→ EXERCISE OBJECTIVE
Swap "interactable" for "clickable" in the lines from the start of the items through the line containing "compose-title: Compose Tweet", and give those lines again with nothing else altered.

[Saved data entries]
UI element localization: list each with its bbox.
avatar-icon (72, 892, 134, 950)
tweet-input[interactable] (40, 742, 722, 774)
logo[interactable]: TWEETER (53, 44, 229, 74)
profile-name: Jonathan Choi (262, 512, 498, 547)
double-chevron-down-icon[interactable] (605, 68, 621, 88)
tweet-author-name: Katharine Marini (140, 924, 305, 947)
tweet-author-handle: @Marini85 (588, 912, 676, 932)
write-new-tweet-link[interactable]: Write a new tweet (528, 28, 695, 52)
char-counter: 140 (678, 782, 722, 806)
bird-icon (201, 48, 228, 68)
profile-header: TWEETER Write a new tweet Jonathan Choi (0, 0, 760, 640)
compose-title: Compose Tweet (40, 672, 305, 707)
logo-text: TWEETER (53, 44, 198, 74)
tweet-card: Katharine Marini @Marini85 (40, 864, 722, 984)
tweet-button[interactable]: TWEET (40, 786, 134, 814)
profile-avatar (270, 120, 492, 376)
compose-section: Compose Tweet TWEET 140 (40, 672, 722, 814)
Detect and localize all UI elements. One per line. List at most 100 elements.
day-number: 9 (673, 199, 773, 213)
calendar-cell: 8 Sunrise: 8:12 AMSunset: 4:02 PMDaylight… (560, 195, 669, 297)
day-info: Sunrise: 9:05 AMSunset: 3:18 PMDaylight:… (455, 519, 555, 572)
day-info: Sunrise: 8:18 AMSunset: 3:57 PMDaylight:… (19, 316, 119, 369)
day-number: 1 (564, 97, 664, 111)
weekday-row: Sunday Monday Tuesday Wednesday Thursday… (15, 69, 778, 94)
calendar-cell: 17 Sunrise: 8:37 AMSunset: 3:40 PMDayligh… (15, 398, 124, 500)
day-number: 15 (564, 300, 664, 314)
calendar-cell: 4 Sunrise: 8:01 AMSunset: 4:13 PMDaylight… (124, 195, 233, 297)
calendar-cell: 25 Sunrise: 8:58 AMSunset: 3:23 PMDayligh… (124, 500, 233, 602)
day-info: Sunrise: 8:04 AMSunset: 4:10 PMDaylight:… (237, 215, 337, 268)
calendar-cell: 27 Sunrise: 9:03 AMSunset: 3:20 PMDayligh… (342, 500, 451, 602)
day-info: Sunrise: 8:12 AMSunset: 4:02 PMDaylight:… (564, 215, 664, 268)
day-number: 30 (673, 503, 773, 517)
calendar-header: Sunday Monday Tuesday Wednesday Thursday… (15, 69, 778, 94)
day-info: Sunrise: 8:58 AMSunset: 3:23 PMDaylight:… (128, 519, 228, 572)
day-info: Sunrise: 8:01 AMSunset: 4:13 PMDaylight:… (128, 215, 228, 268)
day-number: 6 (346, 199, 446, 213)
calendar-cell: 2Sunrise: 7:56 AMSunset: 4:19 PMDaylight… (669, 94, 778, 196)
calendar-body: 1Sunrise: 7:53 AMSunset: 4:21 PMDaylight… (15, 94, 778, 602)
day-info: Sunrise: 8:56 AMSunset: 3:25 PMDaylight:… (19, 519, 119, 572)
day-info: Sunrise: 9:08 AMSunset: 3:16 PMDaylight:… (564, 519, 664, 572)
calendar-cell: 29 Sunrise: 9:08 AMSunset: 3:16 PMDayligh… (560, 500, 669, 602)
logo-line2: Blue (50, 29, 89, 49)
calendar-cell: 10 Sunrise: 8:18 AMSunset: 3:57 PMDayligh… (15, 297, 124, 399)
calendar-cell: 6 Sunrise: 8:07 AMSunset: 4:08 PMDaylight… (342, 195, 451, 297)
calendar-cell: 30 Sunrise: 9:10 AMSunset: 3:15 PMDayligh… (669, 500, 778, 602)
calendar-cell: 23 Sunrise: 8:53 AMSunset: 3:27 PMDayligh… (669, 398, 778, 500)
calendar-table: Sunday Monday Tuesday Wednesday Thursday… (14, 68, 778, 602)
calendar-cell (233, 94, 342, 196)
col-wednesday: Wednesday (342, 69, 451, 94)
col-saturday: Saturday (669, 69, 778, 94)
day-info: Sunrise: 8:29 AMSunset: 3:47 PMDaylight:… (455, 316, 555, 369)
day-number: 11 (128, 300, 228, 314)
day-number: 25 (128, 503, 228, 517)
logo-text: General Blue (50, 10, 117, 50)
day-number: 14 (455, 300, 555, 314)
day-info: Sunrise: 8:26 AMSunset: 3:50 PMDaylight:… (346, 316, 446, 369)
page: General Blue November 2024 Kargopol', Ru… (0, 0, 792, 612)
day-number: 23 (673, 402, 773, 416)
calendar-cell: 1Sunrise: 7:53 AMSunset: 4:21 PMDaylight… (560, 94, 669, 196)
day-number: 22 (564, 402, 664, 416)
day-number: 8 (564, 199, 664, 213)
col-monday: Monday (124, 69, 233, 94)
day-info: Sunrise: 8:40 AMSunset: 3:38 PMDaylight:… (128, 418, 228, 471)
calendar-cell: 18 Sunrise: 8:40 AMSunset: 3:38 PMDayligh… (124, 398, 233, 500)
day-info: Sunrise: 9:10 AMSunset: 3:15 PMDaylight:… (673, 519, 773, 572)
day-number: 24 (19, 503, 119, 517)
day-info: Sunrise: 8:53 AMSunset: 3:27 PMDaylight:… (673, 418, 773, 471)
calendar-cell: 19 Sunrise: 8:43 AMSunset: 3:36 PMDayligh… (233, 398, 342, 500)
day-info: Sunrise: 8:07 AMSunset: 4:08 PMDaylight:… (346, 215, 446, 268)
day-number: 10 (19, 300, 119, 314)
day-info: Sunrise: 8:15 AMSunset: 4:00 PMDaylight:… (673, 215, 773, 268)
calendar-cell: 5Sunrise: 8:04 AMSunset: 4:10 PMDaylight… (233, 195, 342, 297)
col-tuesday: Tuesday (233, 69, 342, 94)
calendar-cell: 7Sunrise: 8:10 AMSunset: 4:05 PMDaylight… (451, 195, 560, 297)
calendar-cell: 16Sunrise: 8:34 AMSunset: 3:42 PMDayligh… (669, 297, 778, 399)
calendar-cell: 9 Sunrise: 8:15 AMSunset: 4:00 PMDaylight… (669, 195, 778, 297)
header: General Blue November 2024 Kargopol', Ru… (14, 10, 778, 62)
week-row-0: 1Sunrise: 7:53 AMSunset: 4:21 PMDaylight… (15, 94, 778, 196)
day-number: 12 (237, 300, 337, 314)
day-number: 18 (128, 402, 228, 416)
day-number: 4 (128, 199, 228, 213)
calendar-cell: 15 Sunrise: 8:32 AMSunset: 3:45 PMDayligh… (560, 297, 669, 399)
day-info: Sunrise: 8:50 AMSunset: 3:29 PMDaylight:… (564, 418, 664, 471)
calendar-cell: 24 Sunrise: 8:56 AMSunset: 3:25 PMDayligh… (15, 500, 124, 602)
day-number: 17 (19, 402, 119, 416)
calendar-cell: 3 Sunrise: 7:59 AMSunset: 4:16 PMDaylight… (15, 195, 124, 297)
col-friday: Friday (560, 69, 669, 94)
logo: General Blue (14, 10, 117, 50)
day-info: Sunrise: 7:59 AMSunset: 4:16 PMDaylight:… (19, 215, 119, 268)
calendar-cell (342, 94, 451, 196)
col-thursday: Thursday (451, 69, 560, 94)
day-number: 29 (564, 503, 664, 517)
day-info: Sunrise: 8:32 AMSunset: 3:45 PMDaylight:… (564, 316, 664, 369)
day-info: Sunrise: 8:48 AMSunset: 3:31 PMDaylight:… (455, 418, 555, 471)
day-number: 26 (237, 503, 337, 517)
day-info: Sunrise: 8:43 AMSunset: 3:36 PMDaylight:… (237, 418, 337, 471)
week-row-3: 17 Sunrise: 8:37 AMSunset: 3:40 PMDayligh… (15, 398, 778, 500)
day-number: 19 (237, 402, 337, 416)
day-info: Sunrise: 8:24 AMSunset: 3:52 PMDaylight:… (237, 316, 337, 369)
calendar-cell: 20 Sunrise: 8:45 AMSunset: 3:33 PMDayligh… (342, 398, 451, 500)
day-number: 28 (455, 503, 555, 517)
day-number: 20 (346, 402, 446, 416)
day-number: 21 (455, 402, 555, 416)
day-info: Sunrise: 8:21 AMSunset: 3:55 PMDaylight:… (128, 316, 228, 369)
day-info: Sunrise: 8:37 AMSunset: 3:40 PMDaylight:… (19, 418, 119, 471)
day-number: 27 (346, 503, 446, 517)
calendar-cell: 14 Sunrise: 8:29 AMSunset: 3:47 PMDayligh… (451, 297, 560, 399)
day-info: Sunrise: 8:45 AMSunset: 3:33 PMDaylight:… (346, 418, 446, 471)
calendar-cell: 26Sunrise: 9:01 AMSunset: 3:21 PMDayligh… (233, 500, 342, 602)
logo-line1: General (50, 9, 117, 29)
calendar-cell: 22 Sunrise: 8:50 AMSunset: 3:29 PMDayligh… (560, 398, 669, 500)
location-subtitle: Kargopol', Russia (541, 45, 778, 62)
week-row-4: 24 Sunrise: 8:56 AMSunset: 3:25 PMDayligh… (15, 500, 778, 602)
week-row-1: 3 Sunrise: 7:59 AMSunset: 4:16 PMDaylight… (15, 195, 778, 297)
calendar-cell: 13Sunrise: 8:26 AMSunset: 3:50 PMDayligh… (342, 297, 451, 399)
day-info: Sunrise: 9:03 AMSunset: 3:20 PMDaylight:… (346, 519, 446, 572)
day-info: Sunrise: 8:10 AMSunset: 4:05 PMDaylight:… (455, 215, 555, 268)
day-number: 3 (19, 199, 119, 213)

→ THE REPLY
UI element localization: list each with its bbox.
avatar-icon (72, 892, 134, 950)
tweet-input[clickable] (40, 742, 722, 774)
logo[clickable]: TWEETER (53, 44, 229, 74)
profile-name: Jonathan Choi (262, 512, 498, 547)
double-chevron-down-icon[clickable] (605, 68, 621, 88)
tweet-author-name: Katharine Marini (140, 924, 305, 947)
tweet-author-handle: @Marini85 (588, 912, 676, 932)
write-new-tweet-link[clickable]: Write a new tweet (528, 28, 695, 52)
char-counter: 140 (678, 782, 722, 806)
bird-icon (201, 48, 228, 68)
profile-header: TWEETER Write a new tweet Jonathan Choi (0, 0, 760, 640)
compose-title: Compose Tweet (40, 672, 305, 707)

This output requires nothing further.